◆ SOURCE RECORDS:
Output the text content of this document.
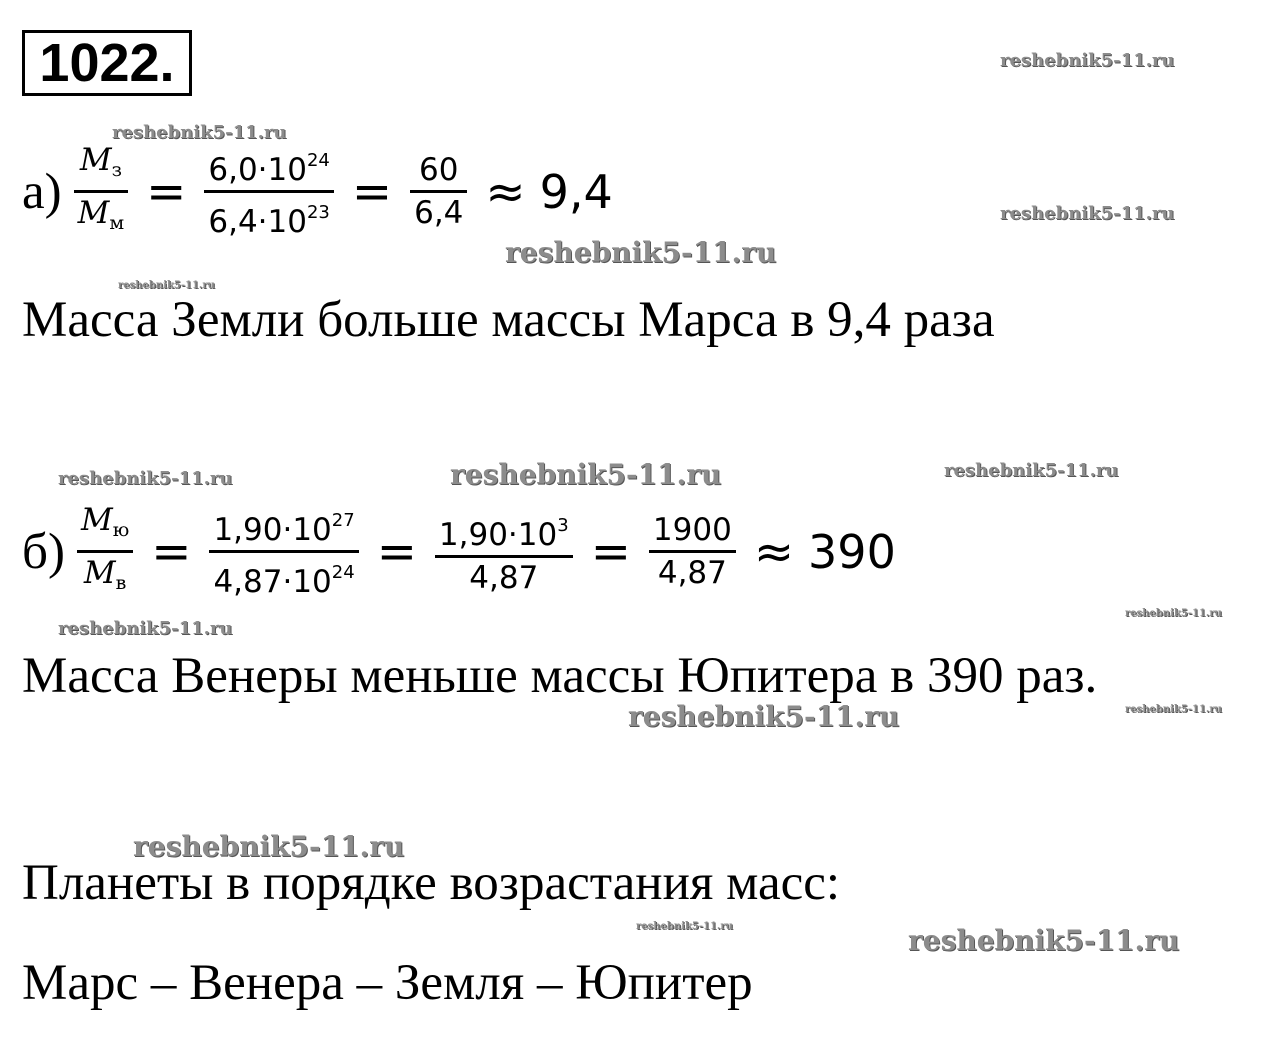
1022.	reshebnik5-11.ru
reshebnik5-11.ru
reshebnik5-11.ru
reshebnik5-11.ru
reshebnik5-11.ru
reshebnik5-11.ru	reshebnik5-11.ru	reshebnik5-11.ru
reshebnik5-11.ru
reshebnik5-11.ru
reshebnik5-11.ru	reshebnik5-11.ru
reshebnik5-11.ru
reshebnik5-11.ru	reshebnik5-11.ru
$а) \frac{M_з}{M_м} = \frac{6,0\cdot 10^{24}}{6,4\cdot 10^{23}} = \frac{60}{6,4} \approx 9,4$
Масса Земли больше массы Марса в 9,4 раза
$б) \frac{M_ю}{M_в} = \frac{1,90\cdot 10^{27}}{4,87\cdot 10^{24}} = \frac{1,90\cdot 10^3}{4,87} = \frac{1900}{4,87} \approx 390$
Масса Венеры меньше массы Юпитера в 390 раз.
Планеты в порядке возрастания масс:
Марс – Венера – Земля – Юпитер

◆ GOAL: What you return should match the records above word for word, minus the pictures.

◆ TASK ANSWER:
Output the text content of this document.
1022.	reshebnik5-11.ru
reshebnik5-11.ru
reshebnik5-11.ru
reshebnik5-11.ru
reshebnik5-11.ru
reshebnik5-11.ru	reshebnik5-11.ru	reshebnik5-11.ru
reshebnik5-11.ru
reshebnik5-11.ru
reshebnik5-11.ru	reshebnik5-11.ru
reshebnik5-11.ru
reshebnik5-11.ru	reshebnik5-11.ru
$а) \frac{M_з}{M_м} = \frac{6,0\cdot 10^{24}}{6,4\cdot 10^{23}} = \frac{60}{6,4} \approx 9,4$
Масса Земли больше массы Марса в 9,4 раза
$б) \frac{M_ю}{M_в} = \frac{1,90\cdot 10^{27}}{4,87\cdot 10^{24}} = \frac{1,90\cdot 10^3}{4,87} = \frac{1900}{4,87} \approx 390$
Масса Венеры меньше массы Юпитера в 390 раз.
Планеты в порядке возрастания масс:
Марс – Венера – Земля – Юпитер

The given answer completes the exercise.